* START AVAILABLE DATA *

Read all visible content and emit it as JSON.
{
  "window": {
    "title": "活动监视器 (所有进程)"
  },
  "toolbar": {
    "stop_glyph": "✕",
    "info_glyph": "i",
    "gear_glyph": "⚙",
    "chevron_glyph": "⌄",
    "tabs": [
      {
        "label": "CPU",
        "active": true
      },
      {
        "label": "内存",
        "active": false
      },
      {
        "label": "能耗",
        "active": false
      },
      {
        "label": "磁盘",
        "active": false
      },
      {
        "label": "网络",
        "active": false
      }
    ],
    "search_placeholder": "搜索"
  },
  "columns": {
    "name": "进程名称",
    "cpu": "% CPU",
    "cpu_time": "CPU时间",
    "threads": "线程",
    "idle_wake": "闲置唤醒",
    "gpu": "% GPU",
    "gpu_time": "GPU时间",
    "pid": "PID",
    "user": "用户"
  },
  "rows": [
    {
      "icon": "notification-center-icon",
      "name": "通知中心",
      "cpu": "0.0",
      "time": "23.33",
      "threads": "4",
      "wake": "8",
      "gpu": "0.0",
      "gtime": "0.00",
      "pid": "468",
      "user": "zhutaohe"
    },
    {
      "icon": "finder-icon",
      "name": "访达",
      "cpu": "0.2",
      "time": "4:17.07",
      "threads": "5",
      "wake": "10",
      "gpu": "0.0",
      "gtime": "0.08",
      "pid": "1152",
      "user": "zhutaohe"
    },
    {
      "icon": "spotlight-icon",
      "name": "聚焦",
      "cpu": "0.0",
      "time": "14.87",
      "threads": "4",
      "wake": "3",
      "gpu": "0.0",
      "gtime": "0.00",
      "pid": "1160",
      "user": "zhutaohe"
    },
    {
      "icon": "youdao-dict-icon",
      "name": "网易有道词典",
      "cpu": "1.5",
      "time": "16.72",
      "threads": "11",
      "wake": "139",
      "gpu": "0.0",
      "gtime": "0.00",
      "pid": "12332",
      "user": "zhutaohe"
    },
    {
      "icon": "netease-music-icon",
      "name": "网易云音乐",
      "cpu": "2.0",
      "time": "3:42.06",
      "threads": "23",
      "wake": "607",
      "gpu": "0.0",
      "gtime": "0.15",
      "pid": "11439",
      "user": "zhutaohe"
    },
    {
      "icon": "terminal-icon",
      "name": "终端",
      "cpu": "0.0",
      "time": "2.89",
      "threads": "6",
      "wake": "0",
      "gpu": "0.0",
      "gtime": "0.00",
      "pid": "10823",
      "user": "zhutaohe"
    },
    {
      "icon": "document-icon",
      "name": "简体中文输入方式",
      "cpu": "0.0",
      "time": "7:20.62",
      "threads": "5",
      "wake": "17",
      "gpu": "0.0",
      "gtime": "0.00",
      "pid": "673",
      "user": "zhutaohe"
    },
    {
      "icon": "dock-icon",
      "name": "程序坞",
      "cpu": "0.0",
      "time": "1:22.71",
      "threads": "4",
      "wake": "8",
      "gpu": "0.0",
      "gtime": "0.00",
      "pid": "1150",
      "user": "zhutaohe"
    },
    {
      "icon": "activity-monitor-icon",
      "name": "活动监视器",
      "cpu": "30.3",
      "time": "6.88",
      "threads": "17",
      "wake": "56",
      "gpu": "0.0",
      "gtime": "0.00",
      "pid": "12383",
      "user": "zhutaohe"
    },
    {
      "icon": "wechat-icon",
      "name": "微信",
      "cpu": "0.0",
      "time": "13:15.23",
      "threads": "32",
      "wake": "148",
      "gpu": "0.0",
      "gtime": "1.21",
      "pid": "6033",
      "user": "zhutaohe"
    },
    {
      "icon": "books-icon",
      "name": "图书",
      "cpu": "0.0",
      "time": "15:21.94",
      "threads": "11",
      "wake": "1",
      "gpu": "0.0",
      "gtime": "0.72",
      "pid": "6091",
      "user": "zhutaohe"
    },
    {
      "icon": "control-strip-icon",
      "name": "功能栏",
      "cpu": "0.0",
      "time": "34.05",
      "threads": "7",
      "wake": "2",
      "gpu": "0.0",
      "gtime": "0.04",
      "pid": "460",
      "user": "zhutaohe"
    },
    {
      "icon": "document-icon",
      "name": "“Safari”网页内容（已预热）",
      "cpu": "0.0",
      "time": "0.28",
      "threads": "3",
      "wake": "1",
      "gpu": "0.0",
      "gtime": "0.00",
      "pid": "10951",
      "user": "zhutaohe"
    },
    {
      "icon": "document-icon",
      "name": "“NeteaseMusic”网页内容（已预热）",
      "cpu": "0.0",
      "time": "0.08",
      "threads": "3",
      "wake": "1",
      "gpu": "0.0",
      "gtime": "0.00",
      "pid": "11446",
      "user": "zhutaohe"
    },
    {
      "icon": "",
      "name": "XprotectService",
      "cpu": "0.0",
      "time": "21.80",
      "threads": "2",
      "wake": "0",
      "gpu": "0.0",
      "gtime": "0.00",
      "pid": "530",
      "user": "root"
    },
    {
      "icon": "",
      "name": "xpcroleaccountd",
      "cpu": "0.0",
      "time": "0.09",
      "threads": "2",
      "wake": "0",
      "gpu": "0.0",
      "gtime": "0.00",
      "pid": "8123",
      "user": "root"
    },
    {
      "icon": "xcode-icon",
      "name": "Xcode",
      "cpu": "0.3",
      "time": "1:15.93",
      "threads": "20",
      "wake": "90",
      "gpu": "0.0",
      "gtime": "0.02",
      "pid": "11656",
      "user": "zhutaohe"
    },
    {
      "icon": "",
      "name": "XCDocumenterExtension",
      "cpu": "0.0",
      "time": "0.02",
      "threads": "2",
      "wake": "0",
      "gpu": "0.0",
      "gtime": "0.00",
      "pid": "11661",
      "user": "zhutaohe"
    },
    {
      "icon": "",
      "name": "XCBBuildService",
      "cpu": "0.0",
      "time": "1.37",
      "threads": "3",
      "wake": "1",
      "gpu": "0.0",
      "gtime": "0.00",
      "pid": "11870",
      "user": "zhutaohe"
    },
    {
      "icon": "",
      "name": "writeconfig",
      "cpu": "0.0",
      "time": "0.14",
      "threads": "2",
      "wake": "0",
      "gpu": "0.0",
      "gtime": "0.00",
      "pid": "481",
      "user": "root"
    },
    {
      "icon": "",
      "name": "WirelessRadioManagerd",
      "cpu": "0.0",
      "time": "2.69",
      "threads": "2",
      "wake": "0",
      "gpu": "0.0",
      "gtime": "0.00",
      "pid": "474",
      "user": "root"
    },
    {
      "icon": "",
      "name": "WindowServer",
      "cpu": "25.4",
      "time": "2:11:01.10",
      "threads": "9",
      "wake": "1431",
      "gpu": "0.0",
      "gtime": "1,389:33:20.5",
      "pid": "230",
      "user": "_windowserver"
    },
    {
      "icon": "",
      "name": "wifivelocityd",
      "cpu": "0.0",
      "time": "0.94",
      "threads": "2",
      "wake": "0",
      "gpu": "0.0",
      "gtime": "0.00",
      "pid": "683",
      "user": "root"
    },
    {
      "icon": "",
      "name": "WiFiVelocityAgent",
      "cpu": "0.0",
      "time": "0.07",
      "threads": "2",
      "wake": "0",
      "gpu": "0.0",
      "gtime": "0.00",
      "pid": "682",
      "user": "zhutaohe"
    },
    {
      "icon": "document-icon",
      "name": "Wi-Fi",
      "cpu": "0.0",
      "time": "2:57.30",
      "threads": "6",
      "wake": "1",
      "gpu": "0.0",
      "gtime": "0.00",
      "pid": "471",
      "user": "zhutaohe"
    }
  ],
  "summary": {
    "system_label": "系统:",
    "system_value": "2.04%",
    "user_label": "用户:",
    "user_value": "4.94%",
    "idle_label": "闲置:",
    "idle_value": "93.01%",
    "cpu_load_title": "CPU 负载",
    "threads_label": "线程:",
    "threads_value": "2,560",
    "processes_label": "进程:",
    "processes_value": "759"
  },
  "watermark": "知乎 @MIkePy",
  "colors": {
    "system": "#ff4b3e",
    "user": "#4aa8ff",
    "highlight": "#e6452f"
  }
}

* END AVAILABLE DATA *

> _EXERCISE PROMPT_: Work through the data and report how many of its lines hold the word "网页内容", giving only the figure.

> _ANSWER FOR THE TASK_: 2